_RECORDS PROVIDED_

========================================================================

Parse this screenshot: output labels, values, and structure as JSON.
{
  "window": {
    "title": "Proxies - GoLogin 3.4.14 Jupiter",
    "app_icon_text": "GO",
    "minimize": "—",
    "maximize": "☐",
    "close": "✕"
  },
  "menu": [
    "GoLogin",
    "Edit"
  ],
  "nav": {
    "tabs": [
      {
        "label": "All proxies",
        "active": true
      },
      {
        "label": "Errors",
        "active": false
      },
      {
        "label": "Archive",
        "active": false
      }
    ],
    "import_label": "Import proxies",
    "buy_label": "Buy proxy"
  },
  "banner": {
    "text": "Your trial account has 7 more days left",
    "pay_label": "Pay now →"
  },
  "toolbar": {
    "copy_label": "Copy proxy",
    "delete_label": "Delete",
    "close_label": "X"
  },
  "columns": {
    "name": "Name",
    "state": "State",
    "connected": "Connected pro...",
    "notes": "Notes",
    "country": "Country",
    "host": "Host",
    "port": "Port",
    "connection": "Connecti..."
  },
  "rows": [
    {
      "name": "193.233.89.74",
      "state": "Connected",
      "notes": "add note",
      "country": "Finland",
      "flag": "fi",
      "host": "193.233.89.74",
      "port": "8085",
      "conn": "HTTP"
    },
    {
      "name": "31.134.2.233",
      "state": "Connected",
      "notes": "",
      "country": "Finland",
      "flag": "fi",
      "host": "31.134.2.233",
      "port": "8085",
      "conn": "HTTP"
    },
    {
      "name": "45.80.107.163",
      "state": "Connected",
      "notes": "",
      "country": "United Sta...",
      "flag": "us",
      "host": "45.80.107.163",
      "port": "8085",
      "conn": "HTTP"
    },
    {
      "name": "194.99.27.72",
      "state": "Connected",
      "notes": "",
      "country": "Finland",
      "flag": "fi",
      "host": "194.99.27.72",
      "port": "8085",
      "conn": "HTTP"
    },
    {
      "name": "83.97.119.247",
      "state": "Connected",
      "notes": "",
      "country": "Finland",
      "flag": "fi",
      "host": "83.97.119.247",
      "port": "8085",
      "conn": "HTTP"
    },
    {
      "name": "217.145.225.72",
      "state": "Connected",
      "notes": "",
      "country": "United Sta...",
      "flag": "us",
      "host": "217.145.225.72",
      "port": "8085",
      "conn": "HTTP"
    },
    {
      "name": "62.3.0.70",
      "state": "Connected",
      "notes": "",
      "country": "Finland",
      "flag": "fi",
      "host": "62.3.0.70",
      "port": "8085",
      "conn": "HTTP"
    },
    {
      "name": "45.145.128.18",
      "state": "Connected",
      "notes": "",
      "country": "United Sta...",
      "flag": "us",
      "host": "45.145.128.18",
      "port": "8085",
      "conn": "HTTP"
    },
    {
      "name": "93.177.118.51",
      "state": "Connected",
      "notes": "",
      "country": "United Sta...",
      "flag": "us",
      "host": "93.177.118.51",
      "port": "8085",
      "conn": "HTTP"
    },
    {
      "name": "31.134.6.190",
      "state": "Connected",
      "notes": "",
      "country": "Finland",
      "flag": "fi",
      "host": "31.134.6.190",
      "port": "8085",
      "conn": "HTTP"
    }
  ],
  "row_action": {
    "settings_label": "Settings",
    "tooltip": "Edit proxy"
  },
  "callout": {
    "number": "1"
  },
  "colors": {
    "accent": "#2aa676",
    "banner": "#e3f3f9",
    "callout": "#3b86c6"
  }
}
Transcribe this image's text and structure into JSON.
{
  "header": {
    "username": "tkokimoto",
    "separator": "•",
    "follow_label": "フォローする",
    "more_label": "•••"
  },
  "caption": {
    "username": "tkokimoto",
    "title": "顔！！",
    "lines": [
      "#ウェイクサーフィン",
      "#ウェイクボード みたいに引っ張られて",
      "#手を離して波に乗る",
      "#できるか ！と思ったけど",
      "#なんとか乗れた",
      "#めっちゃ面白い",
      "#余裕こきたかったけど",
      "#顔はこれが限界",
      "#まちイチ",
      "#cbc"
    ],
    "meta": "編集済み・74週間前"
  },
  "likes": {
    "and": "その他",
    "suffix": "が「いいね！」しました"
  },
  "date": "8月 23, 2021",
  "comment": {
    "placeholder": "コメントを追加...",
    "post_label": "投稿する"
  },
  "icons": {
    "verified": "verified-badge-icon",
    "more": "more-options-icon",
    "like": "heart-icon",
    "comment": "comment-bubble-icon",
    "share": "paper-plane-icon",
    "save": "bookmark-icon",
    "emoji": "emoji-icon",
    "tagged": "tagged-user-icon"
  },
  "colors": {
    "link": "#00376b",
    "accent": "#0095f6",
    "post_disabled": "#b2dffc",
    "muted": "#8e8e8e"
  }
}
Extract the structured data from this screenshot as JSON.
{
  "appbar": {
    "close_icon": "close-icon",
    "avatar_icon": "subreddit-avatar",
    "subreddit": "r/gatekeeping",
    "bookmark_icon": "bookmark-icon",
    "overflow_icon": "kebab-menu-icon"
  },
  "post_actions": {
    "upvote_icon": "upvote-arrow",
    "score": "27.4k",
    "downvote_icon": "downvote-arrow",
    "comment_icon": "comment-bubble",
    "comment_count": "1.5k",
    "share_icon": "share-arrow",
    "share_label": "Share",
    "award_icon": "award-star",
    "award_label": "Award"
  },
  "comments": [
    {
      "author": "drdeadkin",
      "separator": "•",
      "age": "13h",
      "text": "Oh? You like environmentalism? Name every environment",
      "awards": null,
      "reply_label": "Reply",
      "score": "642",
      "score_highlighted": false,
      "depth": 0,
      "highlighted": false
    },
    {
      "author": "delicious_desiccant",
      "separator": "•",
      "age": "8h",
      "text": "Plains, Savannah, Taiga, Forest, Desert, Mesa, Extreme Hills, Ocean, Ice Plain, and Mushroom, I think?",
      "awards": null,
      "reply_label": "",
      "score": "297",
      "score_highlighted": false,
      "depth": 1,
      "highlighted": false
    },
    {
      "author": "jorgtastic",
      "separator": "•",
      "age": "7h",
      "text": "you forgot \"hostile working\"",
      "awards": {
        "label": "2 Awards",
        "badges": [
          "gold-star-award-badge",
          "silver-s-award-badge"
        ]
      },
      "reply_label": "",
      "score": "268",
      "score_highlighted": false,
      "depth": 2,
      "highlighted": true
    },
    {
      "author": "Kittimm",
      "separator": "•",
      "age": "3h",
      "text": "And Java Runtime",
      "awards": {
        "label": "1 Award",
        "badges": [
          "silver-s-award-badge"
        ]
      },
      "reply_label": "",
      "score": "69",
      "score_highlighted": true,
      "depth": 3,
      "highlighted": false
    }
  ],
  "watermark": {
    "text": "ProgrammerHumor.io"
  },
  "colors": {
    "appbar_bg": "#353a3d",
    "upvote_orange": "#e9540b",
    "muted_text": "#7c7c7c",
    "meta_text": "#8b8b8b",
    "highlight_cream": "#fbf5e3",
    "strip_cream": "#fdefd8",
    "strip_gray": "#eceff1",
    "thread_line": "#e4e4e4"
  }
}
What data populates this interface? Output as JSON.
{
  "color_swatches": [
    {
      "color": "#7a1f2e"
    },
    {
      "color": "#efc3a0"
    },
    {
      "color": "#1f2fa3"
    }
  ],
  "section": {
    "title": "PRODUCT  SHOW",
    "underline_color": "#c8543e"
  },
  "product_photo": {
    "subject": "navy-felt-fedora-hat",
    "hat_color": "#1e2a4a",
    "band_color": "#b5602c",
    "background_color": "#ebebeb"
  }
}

========================================================================

_EXERCISE AIM_
Return every entry exactly as given.

_EXPECTED ANSWER_
Parse this screenshot: output labels, values, and structure as JSON.
{
  "window": {
    "title": "Proxies - GoLogin 3.4.14 Jupiter",
    "app_icon_text": "GO",
    "minimize": "—",
    "maximize": "☐",
    "close": "✕"
  },
  "menu": [
    "GoLogin",
    "Edit"
  ],
  "nav": {
    "tabs": [
      {
        "label": "All proxies",
        "active": true
      },
      {
        "label": "Errors",
        "active": false
      },
      {
        "label": "Archive",
        "active": false
      }
    ],
    "import_label": "Import proxies",
    "buy_label": "Buy proxy"
  },
  "banner": {
    "text": "Your trial account has 7 more days left",
    "pay_label": "Pay now →"
  },
  "toolbar": {
    "copy_label": "Copy proxy",
    "delete_label": "Delete",
    "close_label": "X"
  },
  "columns": {
    "name": "Name",
    "state": "State",
    "connected": "Connected pro...",
    "notes": "Notes",
    "country": "Country",
    "host": "Host",
    "port": "Port",
    "connection": "Connecti..."
  },
  "rows": [
    {
      "name": "193.233.89.74",
      "state": "Connected",
      "notes": "add note",
      "country": "Finland",
      "flag": "fi",
      "host": "193.233.89.74",
      "port": "8085",
      "conn": "HTTP"
    },
    {
      "name": "31.134.2.233",
      "state": "Connected",
      "notes": "",
      "country": "Finland",
      "flag": "fi",
      "host": "31.134.2.233",
      "port": "8085",
      "conn": "HTTP"
    },
    {
      "name": "45.80.107.163",
      "state": "Connected",
      "notes": "",
      "country": "United Sta...",
      "flag": "us",
      "host": "45.80.107.163",
      "port": "8085",
      "conn": "HTTP"
    },
    {
      "name": "194.99.27.72",
      "state": "Connected",
      "notes": "",
      "country": "Finland",
      "flag": "fi",
      "host": "194.99.27.72",
      "port": "8085",
      "conn": "HTTP"
    },
    {
      "name": "83.97.119.247",
      "state": "Connected",
      "notes": "",
      "country": "Finland",
      "flag": "fi",
      "host": "83.97.119.247",
      "port": "8085",
      "conn": "HTTP"
    },
    {
      "name": "217.145.225.72",
      "state": "Connected",
      "notes": "",
      "country": "United Sta...",
      "flag": "us",
      "host": "217.145.225.72",
      "port": "8085",
      "conn": "HTTP"
    },
    {
      "name": "62.3.0.70",
      "state": "Connected",
      "notes": "",
      "country": "Finland",
      "flag": "fi",
      "host": "62.3.0.70",
      "port": "8085",
      "conn": "HTTP"
    },
    {
      "name": "45.145.128.18",
      "state": "Connected",
      "notes": "",
      "country": "United Sta...",
      "flag": "us",
      "host": "45.145.128.18",
      "port": "8085",
      "conn": "HTTP"
    },
    {
      "name": "93.177.118.51",
      "state": "Connected",
      "notes": "",
      "country": "United Sta...",
      "flag": "us",
      "host": "93.177.118.51",
      "port": "8085",
      "conn": "HTTP"
    },
    {
      "name": "31.134.6.190",
      "state": "Connected",
      "notes": "",
      "country": "Finland",
      "flag": "fi",
      "host": "31.134.6.190",
      "port": "8085",
      "conn": "HTTP"
    }
  ],
  "row_action": {
    "settings_label": "Settings",
    "tooltip": "Edit proxy"
  },
  "callout": {
    "number": "1"
  },
  "colors": {
    "accent": "#2aa676",
    "banner": "#e3f3f9",
    "callout": "#3b86c6"
  }
}
Transcribe this image's text and structure into JSON.
{
  "header": {
    "username": "tkokimoto",
    "separator": "•",
    "follow_label": "フォローする",
    "more_label": "•••"
  },
  "caption": {
    "username": "tkokimoto",
    "title": "顔！！",
    "lines": [
      "#ウェイクサーフィン",
      "#ウェイクボード みたいに引っ張られて",
      "#手を離して波に乗る",
      "#できるか ！と思ったけど",
      "#なんとか乗れた",
      "#めっちゃ面白い",
      "#余裕こきたかったけど",
      "#顔はこれが限界",
      "#まちイチ",
      "#cbc"
    ],
    "meta": "編集済み・74週間前"
  },
  "likes": {
    "and": "その他",
    "suffix": "が「いいね！」しました"
  },
  "date": "8月 23, 2021",
  "comment": {
    "placeholder": "コメントを追加...",
    "post_label": "投稿する"
  },
  "icons": {
    "verified": "verified-badge-icon",
    "more": "more-options-icon",
    "like": "heart-icon",
    "comment": "comment-bubble-icon",
    "share": "paper-plane-icon",
    "save": "bookmark-icon",
    "emoji": "emoji-icon",
    "tagged": "tagged-user-icon"
  },
  "colors": {
    "link": "#00376b",
    "accent": "#0095f6",
    "post_disabled": "#b2dffc",
    "muted": "#8e8e8e"
  }
}
Extract the structured data from this screenshot as JSON.
{
  "appbar": {
    "close_icon": "close-icon",
    "avatar_icon": "subreddit-avatar",
    "subreddit": "r/gatekeeping",
    "bookmark_icon": "bookmark-icon",
    "overflow_icon": "kebab-menu-icon"
  },
  "post_actions": {
    "upvote_icon": "upvote-arrow",
    "score": "27.4k",
    "downvote_icon": "downvote-arrow",
    "comment_icon": "comment-bubble",
    "comment_count": "1.5k",
    "share_icon": "share-arrow",
    "share_label": "Share",
    "award_icon": "award-star",
    "award_label": "Award"
  },
  "comments": [
    {
      "author": "drdeadkin",
      "separator": "•",
      "age": "13h",
      "text": "Oh? You like environmentalism? Name every environment",
      "awards": null,
      "reply_label": "Reply",
      "score": "642",
      "score_highlighted": false,
      "depth": 0,
      "highlighted": false
    },
    {
      "author": "delicious_desiccant",
      "separator": "•",
      "age": "8h",
      "text": "Plains, Savannah, Taiga, Forest, Desert, Mesa, Extreme Hills, Ocean, Ice Plain, and Mushroom, I think?",
      "awards": null,
      "reply_label": "",
      "score": "297",
      "score_highlighted": false,
      "depth": 1,
      "highlighted": false
    },
    {
      "author": "jorgtastic",
      "separator": "•",
      "age": "7h",
      "text": "you forgot \"hostile working\"",
      "awards": {
        "label": "2 Awards",
        "badges": [
          "gold-star-award-badge",
          "silver-s-award-badge"
        ]
      },
      "reply_label": "",
      "score": "268",
      "score_highlighted": false,
      "depth": 2,
      "highlighted": true
    },
    {
      "author": "Kittimm",
      "separator": "•",
      "age": "3h",
      "text": "And Java Runtime",
      "awards": {
        "label": "1 Award",
        "badges": [
          "silver-s-award-badge"
        ]
      },
      "reply_label": "",
      "score": "69",
      "score_highlighted": true,
      "depth": 3,
      "highlighted": false
    }
  ],
  "watermark": {
    "text": "ProgrammerHumor.io"
  },
  "colors": {
    "appbar_bg": "#353a3d",
    "upvote_orange": "#e9540b",
    "muted_text": "#7c7c7c",
    "meta_text": "#8b8b8b",
    "highlight_cream": "#fbf5e3",
    "strip_cream": "#fdefd8",
    "strip_gray": "#eceff1",
    "thread_line": "#e4e4e4"
  }
}
What data populates this interface? Output as JSON.
{
  "color_swatches": [
    {
      "color": "#7a1f2e"
    },
    {
      "color": "#efc3a0"
    },
    {
      "color": "#1f2fa3"
    }
  ],
  "section": {
    "title": "PRODUCT  SHOW",
    "underline_color": "#c8543e"
  },
  "product_photo": {
    "subject": "navy-felt-fedora-hat",
    "hat_color": "#1e2a4a",
    "band_color": "#b5602c",
    "background_color": "#ebebeb"
  }
}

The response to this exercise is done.